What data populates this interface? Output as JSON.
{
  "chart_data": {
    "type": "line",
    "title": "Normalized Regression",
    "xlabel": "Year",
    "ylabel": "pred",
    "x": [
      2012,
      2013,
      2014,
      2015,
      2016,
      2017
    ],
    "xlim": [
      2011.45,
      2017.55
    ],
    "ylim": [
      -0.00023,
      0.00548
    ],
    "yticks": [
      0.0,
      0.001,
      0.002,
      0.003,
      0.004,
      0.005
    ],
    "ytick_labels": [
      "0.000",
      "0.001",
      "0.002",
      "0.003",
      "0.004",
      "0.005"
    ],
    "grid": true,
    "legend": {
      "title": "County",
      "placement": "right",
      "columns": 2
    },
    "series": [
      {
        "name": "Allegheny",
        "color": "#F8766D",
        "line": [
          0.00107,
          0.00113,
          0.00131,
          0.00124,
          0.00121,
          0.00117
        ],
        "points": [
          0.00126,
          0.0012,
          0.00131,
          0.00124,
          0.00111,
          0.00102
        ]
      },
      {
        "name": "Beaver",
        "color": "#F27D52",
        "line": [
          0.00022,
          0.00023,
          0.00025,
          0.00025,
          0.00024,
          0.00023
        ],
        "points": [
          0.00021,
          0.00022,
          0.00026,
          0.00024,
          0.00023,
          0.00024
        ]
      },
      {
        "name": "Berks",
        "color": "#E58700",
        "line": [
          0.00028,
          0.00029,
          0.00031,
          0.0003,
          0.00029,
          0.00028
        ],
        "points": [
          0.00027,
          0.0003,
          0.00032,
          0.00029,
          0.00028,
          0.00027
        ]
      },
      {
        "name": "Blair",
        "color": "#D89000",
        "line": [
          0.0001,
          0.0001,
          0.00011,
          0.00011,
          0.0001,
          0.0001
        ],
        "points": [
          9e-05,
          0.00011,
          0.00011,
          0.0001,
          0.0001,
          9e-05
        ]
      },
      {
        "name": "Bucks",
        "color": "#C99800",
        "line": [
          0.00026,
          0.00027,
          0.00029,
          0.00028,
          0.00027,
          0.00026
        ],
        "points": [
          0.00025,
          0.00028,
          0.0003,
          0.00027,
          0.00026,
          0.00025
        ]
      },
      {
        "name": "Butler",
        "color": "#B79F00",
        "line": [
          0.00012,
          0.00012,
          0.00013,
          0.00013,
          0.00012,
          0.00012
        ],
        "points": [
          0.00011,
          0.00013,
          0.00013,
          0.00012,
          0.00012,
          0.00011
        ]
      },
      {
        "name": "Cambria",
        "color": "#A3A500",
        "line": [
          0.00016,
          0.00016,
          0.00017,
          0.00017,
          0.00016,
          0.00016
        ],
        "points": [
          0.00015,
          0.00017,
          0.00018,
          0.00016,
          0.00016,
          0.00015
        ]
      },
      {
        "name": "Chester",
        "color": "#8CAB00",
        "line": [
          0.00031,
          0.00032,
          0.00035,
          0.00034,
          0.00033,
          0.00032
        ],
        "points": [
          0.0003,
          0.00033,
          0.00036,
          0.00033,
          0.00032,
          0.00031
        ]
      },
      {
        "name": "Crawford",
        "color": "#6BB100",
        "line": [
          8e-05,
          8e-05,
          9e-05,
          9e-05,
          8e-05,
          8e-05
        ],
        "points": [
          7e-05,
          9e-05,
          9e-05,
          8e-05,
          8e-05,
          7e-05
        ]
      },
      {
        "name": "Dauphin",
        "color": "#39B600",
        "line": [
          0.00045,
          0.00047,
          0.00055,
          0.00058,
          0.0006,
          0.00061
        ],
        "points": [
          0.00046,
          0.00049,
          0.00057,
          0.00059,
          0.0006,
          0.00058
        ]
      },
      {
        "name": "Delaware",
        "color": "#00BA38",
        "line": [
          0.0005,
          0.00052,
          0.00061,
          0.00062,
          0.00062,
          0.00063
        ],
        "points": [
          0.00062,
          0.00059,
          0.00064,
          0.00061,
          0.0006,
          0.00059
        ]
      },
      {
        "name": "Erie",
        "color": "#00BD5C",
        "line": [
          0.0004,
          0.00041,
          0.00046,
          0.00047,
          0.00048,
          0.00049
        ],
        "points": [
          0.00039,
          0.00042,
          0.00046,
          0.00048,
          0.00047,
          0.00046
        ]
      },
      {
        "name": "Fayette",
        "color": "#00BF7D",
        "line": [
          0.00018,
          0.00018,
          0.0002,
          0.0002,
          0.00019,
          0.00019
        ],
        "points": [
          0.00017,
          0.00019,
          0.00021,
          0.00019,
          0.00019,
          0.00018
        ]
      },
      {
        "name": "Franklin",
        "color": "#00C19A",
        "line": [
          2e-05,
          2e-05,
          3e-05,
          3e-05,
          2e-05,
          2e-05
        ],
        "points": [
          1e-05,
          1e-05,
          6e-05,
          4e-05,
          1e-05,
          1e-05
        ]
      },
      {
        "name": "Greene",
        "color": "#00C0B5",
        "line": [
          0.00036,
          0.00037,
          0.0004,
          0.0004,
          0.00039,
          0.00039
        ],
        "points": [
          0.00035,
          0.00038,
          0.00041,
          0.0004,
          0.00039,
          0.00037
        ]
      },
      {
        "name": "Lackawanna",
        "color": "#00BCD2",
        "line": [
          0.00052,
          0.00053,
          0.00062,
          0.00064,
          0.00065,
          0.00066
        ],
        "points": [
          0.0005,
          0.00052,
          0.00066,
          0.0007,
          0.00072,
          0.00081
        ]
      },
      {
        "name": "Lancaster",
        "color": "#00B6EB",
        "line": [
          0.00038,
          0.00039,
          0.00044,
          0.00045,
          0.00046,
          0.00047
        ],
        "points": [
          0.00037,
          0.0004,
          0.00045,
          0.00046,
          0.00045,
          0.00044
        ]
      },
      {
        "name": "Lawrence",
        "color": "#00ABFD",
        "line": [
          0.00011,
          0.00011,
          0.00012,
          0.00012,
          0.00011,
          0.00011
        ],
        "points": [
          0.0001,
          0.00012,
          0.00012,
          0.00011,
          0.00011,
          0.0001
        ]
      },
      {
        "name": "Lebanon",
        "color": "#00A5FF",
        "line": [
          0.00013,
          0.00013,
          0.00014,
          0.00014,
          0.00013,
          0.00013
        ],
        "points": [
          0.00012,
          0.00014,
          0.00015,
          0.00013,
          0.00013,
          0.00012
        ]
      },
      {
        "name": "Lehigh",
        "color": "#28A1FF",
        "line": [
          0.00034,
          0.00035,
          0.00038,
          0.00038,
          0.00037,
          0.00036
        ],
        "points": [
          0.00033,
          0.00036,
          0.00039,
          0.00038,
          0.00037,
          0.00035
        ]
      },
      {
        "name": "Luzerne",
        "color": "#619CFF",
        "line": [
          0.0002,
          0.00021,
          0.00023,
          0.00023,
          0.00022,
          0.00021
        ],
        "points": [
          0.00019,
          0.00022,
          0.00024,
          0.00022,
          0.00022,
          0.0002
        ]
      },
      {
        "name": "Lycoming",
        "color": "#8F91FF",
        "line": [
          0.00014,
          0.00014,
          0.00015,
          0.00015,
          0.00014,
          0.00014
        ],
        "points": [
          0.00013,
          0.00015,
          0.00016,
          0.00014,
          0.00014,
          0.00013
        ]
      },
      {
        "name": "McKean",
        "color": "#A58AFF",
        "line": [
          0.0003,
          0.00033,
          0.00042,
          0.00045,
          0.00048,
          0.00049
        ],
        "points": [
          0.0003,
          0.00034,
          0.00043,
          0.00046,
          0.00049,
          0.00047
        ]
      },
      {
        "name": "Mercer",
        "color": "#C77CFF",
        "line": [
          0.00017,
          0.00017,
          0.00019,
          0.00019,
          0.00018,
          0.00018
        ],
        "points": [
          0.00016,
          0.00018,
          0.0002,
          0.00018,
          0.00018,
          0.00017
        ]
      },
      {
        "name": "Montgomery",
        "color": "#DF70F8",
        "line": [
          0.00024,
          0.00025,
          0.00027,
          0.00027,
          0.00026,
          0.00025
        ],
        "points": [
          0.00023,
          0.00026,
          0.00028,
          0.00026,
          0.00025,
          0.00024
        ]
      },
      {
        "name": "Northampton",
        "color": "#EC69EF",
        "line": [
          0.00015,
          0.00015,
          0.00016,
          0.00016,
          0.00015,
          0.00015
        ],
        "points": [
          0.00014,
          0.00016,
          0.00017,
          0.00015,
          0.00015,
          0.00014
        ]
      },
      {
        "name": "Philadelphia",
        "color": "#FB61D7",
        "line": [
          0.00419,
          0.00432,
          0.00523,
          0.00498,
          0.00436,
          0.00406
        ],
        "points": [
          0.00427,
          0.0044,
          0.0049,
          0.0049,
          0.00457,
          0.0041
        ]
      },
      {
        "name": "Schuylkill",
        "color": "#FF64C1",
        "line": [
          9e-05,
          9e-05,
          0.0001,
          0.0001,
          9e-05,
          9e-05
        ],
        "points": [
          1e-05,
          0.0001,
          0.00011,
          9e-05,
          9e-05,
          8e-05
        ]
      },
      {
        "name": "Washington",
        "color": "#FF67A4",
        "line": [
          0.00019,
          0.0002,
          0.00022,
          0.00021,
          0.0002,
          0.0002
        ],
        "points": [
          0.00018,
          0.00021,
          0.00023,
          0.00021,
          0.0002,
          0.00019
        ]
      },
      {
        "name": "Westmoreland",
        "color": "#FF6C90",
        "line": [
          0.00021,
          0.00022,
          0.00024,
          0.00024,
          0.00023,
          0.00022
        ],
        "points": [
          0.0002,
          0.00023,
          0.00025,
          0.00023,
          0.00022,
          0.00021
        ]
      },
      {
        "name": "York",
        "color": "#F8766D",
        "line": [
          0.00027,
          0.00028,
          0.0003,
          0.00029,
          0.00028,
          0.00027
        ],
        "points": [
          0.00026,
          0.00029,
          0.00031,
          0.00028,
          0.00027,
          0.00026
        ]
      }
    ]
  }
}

======

→ **Problem to solve**:
From the listing, tally every line with the word "title" in it and give only the tally.

→ **Task result**:
2